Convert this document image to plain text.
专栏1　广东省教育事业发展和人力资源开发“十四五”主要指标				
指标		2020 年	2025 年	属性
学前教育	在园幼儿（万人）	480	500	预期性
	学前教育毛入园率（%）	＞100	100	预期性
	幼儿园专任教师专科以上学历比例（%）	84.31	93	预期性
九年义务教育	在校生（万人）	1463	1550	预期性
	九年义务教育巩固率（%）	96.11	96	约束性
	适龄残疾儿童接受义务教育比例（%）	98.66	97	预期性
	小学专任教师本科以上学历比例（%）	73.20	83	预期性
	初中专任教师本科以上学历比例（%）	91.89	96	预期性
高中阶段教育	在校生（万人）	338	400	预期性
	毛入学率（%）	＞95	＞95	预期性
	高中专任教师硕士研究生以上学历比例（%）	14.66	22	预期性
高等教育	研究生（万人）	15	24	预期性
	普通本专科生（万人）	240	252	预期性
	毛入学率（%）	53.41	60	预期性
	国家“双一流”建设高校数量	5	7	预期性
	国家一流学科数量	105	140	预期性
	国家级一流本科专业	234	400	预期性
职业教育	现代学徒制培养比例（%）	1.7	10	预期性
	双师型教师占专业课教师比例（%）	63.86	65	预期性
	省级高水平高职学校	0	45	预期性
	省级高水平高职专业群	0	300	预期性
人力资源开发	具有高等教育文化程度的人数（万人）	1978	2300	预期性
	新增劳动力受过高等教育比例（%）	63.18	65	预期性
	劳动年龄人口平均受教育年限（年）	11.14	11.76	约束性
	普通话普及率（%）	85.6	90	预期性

*Task to complete*:
Please set down all the data word for word.

*Task result*:
Convert this document image to plain text.
专栏1　广东省教育事业发展和人力资源开发“十四五”主要指标				
指标		2020 年	2025 年	属性
学前教育	在园幼儿（万人）	480	500	预期性
	学前教育毛入园率（%）	＞100	100	预期性
	幼儿园专任教师专科以上学历比例（%）	84.31	93	预期性
九年义务教育	在校生（万人）	1463	1550	预期性
	九年义务教育巩固率（%）	96.11	96	约束性
	适龄残疾儿童接受义务教育比例（%）	98.66	97	预期性
	小学专任教师本科以上学历比例（%）	73.20	83	预期性
	初中专任教师本科以上学历比例（%）	91.89	96	预期性
高中阶段教育	在校生（万人）	338	400	预期性
	毛入学率（%）	＞95	＞95	预期性
	高中专任教师硕士研究生以上学历比例（%）	14.66	22	预期性
高等教育	研究生（万人）	15	24	预期性
	普通本专科生（万人）	240	252	预期性
	毛入学率（%）	53.41	60	预期性
	国家“双一流”建设高校数量	5	7	预期性
	国家一流学科数量	105	140	预期性
	国家级一流本科专业	234	400	预期性
职业教育	现代学徒制培养比例（%）	1.7	10	预期性
	双师型教师占专业课教师比例（%）	63.86	65	预期性
	省级高水平高职学校	0	45	预期性
	省级高水平高职专业群	0	300	预期性
人力资源开发	具有高等教育文化程度的人数（万人）	1978	2300	预期性
	新增劳动力受过高等教育比例（%）	63.18	65	预期性
	劳动年龄人口平均受教育年限（年）	11.14	11.76	约束性
	普通话普及率（%）	85.6	90	预期性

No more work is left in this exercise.